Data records
-*-*-
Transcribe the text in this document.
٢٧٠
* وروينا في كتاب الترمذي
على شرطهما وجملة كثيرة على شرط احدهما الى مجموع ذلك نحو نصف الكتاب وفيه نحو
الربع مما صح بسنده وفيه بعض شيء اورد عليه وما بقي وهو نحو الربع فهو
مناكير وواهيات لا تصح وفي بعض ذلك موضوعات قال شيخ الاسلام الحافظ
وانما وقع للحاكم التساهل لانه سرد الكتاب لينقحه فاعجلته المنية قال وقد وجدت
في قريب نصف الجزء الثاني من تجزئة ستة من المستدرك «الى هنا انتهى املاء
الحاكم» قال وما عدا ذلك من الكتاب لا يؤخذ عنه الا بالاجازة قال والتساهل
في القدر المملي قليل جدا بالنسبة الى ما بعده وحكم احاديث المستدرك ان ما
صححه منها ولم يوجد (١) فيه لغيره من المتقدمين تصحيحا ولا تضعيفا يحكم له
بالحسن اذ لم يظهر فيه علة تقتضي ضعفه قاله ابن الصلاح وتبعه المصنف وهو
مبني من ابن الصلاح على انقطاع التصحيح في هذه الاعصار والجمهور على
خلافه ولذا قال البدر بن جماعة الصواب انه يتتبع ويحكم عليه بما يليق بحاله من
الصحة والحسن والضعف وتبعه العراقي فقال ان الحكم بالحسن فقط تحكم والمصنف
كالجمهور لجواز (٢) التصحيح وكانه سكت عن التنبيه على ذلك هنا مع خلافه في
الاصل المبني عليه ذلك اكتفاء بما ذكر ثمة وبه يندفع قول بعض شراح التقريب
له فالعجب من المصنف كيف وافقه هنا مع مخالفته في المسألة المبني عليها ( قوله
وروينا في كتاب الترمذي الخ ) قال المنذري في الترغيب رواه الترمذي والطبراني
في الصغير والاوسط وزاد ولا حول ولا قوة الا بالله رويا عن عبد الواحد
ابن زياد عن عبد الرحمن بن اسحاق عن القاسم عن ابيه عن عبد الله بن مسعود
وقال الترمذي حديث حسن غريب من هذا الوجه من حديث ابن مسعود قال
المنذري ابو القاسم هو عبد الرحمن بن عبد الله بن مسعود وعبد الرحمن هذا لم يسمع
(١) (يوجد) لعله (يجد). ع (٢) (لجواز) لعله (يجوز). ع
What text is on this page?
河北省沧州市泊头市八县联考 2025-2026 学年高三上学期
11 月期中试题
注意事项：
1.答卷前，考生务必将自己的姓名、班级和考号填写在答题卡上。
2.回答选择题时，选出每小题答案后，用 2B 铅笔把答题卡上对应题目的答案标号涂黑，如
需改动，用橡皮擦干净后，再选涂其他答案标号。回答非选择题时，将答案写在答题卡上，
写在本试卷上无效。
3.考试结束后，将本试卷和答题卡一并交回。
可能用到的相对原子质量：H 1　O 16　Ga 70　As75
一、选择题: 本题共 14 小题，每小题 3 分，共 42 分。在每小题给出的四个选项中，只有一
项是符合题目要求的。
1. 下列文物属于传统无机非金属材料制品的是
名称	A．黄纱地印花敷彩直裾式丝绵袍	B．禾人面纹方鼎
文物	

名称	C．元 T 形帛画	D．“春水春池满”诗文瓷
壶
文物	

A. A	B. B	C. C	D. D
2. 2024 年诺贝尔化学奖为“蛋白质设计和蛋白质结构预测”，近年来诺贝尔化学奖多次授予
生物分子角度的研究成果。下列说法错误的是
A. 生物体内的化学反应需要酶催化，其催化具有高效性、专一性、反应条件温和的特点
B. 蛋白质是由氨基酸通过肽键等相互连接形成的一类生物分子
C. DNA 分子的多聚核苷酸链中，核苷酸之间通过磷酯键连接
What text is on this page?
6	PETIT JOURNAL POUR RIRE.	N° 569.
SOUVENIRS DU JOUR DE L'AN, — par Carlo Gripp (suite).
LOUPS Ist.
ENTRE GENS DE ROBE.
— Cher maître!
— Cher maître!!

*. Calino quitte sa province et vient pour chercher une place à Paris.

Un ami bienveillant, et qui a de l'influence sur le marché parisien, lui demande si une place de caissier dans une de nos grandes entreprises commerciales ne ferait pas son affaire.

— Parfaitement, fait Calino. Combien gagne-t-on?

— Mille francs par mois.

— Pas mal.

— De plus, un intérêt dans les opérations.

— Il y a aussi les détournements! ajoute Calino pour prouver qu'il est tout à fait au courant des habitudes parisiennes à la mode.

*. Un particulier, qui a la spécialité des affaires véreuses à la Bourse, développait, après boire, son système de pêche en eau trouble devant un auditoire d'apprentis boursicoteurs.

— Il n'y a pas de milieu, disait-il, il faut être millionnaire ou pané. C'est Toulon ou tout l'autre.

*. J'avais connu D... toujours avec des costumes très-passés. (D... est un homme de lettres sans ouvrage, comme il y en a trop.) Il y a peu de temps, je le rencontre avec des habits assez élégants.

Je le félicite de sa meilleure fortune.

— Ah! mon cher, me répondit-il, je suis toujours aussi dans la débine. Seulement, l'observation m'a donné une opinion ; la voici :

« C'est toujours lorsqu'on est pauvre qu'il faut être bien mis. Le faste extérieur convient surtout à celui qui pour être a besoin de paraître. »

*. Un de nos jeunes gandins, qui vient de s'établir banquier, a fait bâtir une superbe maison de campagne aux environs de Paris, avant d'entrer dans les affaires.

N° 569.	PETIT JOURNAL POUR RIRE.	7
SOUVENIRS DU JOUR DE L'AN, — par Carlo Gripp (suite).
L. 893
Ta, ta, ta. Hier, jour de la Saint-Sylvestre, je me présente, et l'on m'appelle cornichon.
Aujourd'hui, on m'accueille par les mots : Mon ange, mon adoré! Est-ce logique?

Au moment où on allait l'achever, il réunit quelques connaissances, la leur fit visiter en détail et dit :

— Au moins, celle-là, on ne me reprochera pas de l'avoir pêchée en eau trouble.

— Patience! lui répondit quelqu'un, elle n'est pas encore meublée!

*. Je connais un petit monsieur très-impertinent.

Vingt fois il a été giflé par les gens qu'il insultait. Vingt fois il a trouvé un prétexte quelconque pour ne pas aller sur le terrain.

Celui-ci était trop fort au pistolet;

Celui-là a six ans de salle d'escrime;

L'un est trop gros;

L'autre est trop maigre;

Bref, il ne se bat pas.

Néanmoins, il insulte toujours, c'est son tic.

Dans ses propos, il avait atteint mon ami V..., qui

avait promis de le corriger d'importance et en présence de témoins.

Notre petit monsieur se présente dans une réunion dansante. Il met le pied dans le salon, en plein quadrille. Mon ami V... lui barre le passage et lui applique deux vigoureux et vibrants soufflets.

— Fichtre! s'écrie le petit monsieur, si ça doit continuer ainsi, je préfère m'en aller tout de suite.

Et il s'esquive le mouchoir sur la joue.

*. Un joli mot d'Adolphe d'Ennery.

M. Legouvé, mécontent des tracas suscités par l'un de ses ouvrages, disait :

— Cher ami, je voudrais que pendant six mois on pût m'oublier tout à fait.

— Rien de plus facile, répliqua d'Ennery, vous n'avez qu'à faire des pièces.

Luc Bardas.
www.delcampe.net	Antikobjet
-*-*-
> _Stated goal_:
Using the records above, pull out each line where the word "plus" occurs.

> _Solved problem_:
— De plus, un intérêt dans les opérations.
— Rien de plus facile, répliqua d'Ennery, vous n'avez qu'à faire des pièces.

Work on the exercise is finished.